→ **Stated problem**
Copy each line exactly. Leave nothing out.

(Stored records)
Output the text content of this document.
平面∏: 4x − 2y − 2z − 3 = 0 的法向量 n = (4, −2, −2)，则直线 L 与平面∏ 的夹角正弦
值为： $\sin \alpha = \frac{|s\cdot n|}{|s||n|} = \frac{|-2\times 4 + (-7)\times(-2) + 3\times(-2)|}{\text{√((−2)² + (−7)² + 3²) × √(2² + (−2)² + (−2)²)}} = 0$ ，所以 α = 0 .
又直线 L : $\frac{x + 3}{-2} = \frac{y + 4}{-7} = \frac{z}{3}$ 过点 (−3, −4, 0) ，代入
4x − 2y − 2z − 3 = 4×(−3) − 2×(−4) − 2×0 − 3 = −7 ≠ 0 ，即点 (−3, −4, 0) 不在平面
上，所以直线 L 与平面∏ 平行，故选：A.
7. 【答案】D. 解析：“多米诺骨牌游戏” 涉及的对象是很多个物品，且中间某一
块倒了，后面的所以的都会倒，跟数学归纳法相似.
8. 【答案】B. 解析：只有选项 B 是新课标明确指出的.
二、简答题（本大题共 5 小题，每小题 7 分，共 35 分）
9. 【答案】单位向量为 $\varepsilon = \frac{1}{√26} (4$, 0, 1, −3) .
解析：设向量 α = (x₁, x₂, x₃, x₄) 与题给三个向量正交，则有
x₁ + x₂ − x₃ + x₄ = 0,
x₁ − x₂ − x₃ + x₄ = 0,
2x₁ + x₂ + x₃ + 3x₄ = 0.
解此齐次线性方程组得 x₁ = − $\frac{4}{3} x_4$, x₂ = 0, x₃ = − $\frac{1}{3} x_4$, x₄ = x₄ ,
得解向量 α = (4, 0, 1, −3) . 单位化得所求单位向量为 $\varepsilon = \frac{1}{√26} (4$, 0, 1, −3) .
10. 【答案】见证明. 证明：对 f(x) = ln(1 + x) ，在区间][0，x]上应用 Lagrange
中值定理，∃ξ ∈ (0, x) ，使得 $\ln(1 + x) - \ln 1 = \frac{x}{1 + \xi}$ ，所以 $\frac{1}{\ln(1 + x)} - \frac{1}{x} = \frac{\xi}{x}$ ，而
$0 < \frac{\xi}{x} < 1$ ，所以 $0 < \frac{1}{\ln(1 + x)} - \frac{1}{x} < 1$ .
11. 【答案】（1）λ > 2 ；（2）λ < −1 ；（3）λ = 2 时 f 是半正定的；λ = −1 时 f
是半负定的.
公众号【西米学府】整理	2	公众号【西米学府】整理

→ **Finished task**
Output the text content of this document.
平面∏: 4x − 2y − 2z − 3 = 0 的法向量 n = (4, −2, −2)，则直线 L 与平面∏ 的夹角正弦
值为： $\sin \alpha = \frac{|s\cdot n|}{|s||n|} = \frac{|-2\times 4 + (-7)\times(-2) + 3\times(-2)|}{\text{√((−2)² + (−7)² + 3²) × √(2² + (−2)² + (−2)²)}} = 0$ ，所以 α = 0 .
又直线 L : $\frac{x + 3}{-2} = \frac{y + 4}{-7} = \frac{z}{3}$ 过点 (−3, −4, 0) ，代入
4x − 2y − 2z − 3 = 4×(−3) − 2×(−4) − 2×0 − 3 = −7 ≠ 0 ，即点 (−3, −4, 0) 不在平面
上，所以直线 L 与平面∏ 平行，故选：A.
7. 【答案】D. 解析：“多米诺骨牌游戏” 涉及的对象是很多个物品，且中间某一
块倒了，后面的所以的都会倒，跟数学归纳法相似.
8. 【答案】B. 解析：只有选项 B 是新课标明确指出的.
二、简答题（本大题共 5 小题，每小题 7 分，共 35 分）
9. 【答案】单位向量为 $\varepsilon = \frac{1}{√26} (4$, 0, 1, −3) .
解析：设向量 α = (x₁, x₂, x₃, x₄) 与题给三个向量正交，则有
x₁ + x₂ − x₃ + x₄ = 0,
x₁ − x₂ − x₃ + x₄ = 0,
2x₁ + x₂ + x₃ + 3x₄ = 0.
解此齐次线性方程组得 x₁ = − $\frac{4}{3} x_4$, x₂ = 0, x₃ = − $\frac{1}{3} x_4$, x₄ = x₄ ,
得解向量 α = (4, 0, 1, −3) . 单位化得所求单位向量为 $\varepsilon = \frac{1}{√26} (4$, 0, 1, −3) .
10. 【答案】见证明. 证明：对 f(x) = ln(1 + x) ，在区间][0，x]上应用 Lagrange
中值定理，∃ξ ∈ (0, x) ，使得 $\ln(1 + x) - \ln 1 = \frac{x}{1 + \xi}$ ，所以 $\frac{1}{\ln(1 + x)} - \frac{1}{x} = \frac{\xi}{x}$ ，而
$0 < \frac{\xi}{x} < 1$ ，所以 $0 < \frac{1}{\ln(1 + x)} - \frac{1}{x} < 1$ .
11. 【答案】（1）λ > 2 ；（2）λ < −1 ；（3）λ = 2 时 f 是半正定的；λ = −1 时 f
是半负定的.
公众号【西米学府】整理	2	公众号【西米学府】整理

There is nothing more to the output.